[Page text]
'''

Thunderstorms persist in the Auckland economy

Auckland city has continued to weather more than just weekly thunder storms in the quarter to June, as the economy weakens in the face of a tough international environment. Any thoughts of an economic recovery have been cast aside with the further collapse of finance companies in the United States. Whispers of stagflation continue with fragile GDP growth and high inflation evident in the economy.

Auckland city experienced March GDP growth of just 1.1 per cent (in the year to March) - which has decreased in each of the last four quarters. In fact, March GDP growth was at its lowest rate since 1999. It may be too early to think of a repeat of the early nineties at this stage, but the forecast is generally more grey than blue.

Meanwhile, national inflation has remained high, reaching 4.0 per cent in the year to June 2008. The latest Reserve Bank of New Zealand forecast has inflation peaking at around 5 per cent in the September quarter. These price increases have weighed heavily on the wallets of consumers, with the basic commodities of petrol and food accounting for the bulk of inflation.

On the bright side, more people are opting for public transport, reducing traffic flows across the city. Such rapidly increasing fuel costs have meant the introduction of transport into the emissions trading scheme (ETS) has been delayed as the market has largely fulfilled the role of the ETS.

Auckland city's annual average unemployment rate has also continued to climb, reaching 4.6 per cent in the year to June 2008. Unemployment has consistently risen since a low of 3.1 per cent in the year to March 2006. However, the labour market is still considered very tight when compared to the 1990s (when unemployment peaked in Auckland city at 12.9 per cent in 1992).  

As the gloomy combination of high costs and low consumer spending wears on, businesses remain firmly on the back foot (meaning a plethora of early sales for willing consumers!).  Business confidence in Auckland city is at its lowest level for 10 years, with a net 63.3 per cent of business in June 2008 finding the general business situation had deteriorated from the previous three months.

The economic downturn has meant growth in retail sales continued to head south in the year to June 2008, reaching just 2.3 per cent. With consumer wallets firmly closed, retail has stumbled towards growth of 0.4 per cent between the June 2007 and 2008 quarters. Negative consumer sentiment has also affected a decline in residential building consents (from the previous year). Lowered numbers of consents are also a result of less demand for new houses due to higher interest rates and affordability issues.

The large number of Aucklanders setting sail for sunny Australian shores continues to be a drain on the economy. Although there are more foreigners arriving in Auckland city, an even greater number of people are leaving Auckland city to live overseas.

Auckland city's economic lifeboat has come in the form of the export industry. The value of exports through Auckland International Airport and the Ports of Auckland, is up almost 12 per cent on the previous year to June. High world food prices and a declining exchange rate (led by a strengthening $US) are making our exports more attractive internationally.

Further positive news comes from the value of non-residential building consents, which have risen in the last few quarters. High demand in the office sector for new high quality office buildings has contributed to this growth, while developments for the Rugby World Cup provide a bright outlook in the coming years.

'''

[Supplied information]

'''

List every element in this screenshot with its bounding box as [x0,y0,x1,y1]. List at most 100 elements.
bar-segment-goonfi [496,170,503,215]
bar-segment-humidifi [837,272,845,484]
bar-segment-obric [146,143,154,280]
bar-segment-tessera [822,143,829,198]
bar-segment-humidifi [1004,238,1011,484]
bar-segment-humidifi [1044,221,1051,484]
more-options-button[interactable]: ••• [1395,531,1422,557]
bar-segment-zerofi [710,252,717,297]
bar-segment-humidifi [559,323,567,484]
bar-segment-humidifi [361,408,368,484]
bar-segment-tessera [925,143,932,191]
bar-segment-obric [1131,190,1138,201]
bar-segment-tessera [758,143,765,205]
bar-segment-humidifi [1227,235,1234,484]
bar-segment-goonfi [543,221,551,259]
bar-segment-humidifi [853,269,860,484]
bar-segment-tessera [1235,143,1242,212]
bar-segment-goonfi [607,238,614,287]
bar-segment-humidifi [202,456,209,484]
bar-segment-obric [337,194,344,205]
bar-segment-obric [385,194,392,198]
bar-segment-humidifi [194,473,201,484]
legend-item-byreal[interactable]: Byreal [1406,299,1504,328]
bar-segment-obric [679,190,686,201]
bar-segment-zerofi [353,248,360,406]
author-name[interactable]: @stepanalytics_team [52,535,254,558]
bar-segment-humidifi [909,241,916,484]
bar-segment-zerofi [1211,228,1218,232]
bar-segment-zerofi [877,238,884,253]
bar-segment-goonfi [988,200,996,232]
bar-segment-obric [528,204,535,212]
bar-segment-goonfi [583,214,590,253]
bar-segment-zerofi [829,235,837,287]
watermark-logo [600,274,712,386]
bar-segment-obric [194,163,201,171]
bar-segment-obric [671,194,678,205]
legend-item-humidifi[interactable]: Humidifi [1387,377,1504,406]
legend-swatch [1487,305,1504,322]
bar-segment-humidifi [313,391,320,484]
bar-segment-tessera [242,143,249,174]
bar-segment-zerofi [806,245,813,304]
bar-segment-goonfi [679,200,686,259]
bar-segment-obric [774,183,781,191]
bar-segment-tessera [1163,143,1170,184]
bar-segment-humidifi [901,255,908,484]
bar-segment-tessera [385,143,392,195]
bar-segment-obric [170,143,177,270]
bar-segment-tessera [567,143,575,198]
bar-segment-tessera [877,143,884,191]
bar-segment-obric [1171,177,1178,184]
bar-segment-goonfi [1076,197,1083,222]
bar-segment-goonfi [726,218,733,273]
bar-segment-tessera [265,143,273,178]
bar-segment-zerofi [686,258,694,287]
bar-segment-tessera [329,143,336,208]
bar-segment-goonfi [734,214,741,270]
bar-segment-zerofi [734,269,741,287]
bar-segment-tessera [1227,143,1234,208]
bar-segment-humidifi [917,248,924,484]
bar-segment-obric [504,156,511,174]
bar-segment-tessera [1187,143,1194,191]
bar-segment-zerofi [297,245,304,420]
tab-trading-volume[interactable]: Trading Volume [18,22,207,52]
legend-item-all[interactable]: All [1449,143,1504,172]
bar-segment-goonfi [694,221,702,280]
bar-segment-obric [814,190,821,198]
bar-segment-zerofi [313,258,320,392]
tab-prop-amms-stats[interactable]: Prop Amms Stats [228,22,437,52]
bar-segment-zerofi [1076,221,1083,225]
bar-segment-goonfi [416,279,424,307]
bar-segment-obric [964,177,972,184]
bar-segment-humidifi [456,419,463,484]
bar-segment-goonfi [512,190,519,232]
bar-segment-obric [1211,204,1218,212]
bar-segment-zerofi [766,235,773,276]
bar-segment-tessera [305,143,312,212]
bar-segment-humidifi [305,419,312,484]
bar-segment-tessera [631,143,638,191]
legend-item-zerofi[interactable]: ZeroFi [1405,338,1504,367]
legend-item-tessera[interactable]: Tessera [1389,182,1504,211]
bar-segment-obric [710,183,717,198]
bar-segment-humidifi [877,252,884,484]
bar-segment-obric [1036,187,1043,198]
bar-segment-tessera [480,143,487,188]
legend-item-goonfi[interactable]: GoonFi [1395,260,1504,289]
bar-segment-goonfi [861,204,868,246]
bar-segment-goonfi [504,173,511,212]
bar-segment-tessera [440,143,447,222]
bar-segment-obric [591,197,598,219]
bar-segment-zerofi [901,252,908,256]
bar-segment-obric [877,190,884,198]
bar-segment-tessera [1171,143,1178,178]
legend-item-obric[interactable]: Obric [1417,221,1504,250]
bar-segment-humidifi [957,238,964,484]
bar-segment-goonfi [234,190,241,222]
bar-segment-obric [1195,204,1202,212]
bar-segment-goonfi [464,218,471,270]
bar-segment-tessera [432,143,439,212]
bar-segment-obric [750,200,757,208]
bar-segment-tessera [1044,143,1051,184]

'''

[Set task] From the article on Auckland's economy, quote the passage that opens with the words containing "The economic downturn" and closes with "and affordability issues.". The entries have no connection to the article on Auckland's economy.

[The completed task]
The economic downturn has meant growth in retail sales continued to head south in the year to June 2008, reaching just 2.3 per cent. With consumer wallets firmly closed, retail has stumbled towards growth of 0.4 per cent between the June 2007 and 2008 quarters. Negative consumer sentiment has also affected a decline in residential building consents (from the previous year). Lowered numbers of consents are also a result of less demand for new houses due to higher interest rates and affordability issues.